--- Begin Extracted entries ---

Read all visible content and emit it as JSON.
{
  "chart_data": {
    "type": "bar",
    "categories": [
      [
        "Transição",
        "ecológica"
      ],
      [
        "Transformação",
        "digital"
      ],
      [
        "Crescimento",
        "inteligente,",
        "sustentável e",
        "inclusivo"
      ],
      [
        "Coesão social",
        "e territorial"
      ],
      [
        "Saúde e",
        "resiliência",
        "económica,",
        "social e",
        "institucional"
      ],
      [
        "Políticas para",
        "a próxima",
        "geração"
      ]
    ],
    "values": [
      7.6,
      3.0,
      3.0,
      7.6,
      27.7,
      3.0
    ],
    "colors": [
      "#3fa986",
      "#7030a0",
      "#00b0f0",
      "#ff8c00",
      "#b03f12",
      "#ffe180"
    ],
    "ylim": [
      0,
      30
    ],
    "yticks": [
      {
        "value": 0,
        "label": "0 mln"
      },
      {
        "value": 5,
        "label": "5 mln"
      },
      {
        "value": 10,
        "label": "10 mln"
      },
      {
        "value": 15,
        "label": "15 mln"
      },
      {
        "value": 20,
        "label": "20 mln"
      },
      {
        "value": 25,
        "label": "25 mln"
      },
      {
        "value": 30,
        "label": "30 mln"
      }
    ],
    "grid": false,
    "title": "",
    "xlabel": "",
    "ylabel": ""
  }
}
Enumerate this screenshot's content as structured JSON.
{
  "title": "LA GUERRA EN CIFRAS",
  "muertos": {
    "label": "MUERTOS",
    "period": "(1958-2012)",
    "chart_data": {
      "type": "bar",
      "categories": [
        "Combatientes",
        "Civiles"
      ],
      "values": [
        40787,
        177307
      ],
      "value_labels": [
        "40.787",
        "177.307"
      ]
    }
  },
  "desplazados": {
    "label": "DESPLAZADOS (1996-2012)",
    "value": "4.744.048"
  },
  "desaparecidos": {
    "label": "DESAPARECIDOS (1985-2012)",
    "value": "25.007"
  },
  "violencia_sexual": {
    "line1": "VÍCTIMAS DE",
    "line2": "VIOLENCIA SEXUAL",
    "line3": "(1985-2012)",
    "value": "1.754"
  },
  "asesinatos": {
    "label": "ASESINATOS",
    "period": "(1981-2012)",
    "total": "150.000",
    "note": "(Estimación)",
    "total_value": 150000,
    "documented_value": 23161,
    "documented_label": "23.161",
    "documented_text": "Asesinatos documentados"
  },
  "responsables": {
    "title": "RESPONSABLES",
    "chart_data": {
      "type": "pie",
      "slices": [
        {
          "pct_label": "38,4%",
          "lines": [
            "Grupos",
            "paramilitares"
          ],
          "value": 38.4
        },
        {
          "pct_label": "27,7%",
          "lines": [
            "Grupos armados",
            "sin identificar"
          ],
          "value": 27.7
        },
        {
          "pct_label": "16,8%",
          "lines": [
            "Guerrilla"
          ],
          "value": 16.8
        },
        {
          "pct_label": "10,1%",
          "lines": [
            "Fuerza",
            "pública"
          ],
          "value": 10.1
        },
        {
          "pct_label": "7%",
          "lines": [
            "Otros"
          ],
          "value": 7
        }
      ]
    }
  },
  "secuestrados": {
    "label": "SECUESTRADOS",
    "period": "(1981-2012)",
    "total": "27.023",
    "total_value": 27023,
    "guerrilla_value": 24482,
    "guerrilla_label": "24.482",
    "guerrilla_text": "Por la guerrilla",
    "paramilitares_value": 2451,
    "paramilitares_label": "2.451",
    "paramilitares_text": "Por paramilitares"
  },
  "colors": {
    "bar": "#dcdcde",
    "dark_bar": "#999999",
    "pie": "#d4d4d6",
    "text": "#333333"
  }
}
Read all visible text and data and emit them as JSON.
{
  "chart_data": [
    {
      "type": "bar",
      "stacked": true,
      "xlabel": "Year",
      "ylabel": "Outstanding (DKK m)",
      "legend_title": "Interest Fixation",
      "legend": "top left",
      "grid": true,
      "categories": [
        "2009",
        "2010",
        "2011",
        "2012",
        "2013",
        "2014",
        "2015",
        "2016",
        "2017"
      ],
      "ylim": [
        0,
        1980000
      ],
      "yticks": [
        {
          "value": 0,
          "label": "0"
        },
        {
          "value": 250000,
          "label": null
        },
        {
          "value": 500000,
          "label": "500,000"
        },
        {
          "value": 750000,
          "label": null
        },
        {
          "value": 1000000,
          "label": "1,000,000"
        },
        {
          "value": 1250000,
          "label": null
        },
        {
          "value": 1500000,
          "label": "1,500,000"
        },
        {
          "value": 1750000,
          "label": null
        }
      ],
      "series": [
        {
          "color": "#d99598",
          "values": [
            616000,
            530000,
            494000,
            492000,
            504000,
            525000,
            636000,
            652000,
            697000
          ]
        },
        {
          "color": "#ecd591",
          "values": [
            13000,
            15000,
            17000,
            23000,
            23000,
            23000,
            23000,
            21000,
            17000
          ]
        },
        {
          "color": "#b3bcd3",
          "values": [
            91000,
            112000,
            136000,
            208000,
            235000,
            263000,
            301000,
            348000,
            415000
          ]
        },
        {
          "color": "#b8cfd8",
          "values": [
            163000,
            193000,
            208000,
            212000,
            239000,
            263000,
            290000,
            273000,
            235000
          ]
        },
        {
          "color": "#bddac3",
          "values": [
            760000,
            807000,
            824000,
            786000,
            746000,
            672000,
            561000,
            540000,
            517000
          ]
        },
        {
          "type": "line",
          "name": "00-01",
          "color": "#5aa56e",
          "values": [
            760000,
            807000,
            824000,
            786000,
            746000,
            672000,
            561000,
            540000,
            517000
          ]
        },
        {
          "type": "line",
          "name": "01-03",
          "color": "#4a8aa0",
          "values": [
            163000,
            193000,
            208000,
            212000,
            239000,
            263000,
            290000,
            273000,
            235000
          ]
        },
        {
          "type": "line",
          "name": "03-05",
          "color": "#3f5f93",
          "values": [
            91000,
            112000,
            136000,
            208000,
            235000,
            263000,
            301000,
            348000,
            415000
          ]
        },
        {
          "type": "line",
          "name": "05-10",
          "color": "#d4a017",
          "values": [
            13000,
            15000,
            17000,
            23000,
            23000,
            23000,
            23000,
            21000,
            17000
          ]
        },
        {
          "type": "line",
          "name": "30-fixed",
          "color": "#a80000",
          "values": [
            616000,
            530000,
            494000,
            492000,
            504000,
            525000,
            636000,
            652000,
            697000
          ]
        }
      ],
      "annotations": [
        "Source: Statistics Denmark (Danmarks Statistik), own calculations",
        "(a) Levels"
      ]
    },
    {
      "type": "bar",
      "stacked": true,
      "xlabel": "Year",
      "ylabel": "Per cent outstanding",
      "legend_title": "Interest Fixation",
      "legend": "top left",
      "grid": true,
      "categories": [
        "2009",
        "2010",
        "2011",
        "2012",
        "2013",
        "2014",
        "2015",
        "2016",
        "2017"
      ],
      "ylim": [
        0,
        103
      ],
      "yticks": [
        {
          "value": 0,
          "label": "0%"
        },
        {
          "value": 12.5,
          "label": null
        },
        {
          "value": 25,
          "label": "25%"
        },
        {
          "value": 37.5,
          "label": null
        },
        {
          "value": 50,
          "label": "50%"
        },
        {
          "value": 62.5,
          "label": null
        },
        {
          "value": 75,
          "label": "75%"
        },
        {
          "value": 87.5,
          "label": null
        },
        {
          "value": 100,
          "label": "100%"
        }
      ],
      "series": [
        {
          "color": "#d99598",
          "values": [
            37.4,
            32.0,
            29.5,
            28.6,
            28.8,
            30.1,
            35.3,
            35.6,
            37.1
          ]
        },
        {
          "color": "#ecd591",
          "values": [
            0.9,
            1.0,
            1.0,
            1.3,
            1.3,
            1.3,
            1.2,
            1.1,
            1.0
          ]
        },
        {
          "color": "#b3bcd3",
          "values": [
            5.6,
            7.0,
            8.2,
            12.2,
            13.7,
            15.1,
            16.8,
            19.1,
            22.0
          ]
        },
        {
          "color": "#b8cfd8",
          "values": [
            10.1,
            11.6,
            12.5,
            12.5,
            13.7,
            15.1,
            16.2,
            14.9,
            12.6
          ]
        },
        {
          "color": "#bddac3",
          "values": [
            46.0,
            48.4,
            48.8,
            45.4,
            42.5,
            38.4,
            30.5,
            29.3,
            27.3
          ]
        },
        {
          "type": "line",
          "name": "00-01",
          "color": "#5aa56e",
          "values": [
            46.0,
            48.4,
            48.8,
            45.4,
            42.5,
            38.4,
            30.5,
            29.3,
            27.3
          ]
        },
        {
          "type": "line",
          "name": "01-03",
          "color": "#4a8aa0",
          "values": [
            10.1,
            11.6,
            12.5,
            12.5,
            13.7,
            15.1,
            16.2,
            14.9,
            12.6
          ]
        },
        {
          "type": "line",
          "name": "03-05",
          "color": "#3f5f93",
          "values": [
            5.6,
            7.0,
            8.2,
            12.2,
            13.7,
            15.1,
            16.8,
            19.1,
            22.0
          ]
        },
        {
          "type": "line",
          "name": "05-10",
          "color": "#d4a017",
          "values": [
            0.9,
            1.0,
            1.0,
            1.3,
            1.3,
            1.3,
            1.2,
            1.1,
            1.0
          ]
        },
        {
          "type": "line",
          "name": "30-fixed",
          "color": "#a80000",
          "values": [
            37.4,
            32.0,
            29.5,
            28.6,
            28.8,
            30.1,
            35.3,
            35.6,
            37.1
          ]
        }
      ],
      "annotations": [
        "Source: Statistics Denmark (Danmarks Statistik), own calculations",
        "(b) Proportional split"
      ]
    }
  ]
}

--- End Extracted entries ---

[Work to complete]: Consider the entries above and return each line with the string "emit".

[Expected output]:
Read all visible content and emit it as JSON.
Read all visible text and data and emit them as JSON.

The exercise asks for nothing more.